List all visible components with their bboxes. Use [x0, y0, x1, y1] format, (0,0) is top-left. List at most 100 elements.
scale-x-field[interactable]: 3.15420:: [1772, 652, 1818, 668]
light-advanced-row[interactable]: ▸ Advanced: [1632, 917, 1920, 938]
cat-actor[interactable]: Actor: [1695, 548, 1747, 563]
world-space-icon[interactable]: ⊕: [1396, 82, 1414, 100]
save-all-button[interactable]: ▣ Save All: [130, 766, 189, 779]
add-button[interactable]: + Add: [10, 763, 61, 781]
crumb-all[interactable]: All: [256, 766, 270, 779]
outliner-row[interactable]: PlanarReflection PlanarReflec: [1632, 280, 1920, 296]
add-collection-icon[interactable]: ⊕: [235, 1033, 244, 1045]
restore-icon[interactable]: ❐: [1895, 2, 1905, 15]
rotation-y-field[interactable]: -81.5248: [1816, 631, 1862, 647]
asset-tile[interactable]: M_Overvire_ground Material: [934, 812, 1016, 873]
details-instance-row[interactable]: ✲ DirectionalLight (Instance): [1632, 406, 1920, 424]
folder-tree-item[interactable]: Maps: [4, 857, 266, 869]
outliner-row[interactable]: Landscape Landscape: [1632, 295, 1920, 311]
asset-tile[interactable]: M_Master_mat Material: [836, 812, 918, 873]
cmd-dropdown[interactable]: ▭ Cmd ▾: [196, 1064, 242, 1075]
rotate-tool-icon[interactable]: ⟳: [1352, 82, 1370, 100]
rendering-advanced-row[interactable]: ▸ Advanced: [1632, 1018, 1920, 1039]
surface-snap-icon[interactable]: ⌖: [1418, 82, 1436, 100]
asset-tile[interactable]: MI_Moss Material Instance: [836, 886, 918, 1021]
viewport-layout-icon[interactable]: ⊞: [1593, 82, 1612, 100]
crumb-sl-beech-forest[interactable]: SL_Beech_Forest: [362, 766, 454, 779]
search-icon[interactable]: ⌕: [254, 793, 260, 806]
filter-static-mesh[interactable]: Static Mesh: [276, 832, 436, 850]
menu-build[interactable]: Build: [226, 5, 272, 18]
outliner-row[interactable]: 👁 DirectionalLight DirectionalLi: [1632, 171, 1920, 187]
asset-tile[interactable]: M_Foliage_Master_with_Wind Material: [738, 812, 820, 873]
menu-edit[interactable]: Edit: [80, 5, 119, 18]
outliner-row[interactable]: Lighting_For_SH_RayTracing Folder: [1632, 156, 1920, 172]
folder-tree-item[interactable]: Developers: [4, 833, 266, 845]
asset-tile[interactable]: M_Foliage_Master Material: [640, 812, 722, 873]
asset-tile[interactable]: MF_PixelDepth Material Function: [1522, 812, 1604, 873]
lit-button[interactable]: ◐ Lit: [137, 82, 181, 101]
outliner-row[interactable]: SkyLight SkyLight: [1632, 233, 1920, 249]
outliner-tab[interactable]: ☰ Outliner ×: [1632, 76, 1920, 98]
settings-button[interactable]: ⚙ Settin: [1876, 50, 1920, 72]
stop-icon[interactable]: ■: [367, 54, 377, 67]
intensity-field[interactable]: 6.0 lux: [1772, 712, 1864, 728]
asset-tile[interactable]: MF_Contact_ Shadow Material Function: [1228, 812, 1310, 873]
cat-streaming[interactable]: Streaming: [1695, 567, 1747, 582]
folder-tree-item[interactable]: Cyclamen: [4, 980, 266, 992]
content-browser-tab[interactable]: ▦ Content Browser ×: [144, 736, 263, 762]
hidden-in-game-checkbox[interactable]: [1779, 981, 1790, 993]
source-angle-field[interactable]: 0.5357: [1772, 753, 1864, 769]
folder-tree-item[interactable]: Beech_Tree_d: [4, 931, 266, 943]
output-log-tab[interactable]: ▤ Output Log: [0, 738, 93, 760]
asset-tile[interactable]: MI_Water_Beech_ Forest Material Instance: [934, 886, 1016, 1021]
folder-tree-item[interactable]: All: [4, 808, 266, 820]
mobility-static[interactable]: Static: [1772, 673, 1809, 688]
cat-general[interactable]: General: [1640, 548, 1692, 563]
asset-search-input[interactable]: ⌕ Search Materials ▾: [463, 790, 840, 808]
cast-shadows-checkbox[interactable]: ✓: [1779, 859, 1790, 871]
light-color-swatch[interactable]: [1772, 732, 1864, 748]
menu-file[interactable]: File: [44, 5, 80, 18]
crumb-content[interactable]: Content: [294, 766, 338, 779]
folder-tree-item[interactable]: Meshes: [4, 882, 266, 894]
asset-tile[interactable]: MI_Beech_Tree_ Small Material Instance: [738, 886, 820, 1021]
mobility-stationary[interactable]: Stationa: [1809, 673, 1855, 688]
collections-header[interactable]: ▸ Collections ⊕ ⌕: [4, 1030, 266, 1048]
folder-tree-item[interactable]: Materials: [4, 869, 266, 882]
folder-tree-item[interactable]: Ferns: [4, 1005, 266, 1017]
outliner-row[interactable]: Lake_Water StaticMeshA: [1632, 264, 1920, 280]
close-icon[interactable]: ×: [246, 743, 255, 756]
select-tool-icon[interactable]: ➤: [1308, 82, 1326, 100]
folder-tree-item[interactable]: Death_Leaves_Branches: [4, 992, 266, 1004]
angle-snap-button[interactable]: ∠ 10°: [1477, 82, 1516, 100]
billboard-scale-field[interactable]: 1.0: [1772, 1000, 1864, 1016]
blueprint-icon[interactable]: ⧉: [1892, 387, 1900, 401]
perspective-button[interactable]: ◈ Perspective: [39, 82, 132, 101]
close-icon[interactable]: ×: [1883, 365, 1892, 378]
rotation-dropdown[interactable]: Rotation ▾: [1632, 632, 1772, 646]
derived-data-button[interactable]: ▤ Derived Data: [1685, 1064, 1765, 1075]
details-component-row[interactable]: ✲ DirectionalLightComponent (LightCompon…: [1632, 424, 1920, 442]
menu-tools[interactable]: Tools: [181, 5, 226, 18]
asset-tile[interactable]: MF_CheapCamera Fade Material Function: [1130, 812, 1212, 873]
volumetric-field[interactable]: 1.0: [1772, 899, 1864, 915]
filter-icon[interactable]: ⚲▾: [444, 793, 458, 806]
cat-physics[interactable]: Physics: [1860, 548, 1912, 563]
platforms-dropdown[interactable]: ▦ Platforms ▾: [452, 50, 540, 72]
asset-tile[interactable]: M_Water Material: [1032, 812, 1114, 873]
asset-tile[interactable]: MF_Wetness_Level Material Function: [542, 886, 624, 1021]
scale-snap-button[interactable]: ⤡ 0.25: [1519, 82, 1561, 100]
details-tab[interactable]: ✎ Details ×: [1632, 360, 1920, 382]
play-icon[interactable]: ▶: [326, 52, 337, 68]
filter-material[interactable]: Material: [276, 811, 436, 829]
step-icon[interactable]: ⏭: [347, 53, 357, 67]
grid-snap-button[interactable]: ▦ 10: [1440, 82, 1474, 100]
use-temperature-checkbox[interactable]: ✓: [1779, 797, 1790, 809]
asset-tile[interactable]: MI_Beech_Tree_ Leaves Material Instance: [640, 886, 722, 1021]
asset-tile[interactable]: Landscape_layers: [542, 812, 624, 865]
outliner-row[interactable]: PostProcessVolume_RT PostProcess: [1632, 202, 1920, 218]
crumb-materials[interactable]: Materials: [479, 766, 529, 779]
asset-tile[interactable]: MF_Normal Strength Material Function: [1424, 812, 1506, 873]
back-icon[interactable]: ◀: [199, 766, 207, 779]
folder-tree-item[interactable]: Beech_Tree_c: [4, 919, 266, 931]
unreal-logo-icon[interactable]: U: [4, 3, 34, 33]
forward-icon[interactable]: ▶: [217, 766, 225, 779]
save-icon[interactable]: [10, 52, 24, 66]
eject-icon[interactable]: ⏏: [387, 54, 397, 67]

^^^^^^^^

» **Request**: Report each line of the rows above that contains the string "Content", copying the full line. Treat case as significant.

» **Solution to the problem**:
content-browser-tab[interactable]: ▦ Content Browser ×: [144, 736, 263, 762]
crumb-content[interactable]: Content: [294, 766, 338, 779]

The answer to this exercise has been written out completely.